(Records from a collection)
[BEGIN]

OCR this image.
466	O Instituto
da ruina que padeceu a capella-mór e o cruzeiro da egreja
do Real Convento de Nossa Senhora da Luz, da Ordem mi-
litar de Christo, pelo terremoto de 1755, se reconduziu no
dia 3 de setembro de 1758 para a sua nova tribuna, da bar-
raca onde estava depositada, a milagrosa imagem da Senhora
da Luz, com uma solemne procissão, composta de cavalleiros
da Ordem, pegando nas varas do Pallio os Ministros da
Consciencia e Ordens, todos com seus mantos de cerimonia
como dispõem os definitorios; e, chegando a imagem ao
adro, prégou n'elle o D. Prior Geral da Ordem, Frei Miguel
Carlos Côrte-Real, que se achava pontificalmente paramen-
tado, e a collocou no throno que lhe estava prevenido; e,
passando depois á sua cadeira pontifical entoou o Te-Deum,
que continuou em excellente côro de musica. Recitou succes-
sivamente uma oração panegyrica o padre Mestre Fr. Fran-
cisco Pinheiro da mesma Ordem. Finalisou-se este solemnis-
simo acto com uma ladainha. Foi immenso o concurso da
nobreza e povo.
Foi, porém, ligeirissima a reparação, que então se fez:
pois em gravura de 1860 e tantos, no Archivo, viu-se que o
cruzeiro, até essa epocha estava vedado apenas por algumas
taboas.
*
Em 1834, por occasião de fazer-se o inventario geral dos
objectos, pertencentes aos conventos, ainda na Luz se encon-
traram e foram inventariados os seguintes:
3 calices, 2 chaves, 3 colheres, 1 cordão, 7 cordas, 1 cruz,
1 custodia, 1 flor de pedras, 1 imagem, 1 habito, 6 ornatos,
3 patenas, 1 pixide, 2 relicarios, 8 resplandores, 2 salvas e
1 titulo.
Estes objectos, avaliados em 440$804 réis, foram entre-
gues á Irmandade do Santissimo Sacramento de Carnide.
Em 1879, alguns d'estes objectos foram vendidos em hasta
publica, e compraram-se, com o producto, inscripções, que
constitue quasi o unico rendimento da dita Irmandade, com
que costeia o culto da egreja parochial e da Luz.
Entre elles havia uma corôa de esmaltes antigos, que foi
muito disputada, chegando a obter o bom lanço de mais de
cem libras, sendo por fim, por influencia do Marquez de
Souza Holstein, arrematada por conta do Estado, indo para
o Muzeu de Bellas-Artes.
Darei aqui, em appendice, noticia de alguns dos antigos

[END]

Exercise prompt:
List all lines from the entries that include the word "Real".

Correct answer:
do Real Convento de Nossa Senhora da Luz, da Ordem mi-
Carlos Côrte-Real, que se achava pontificalmente paramen-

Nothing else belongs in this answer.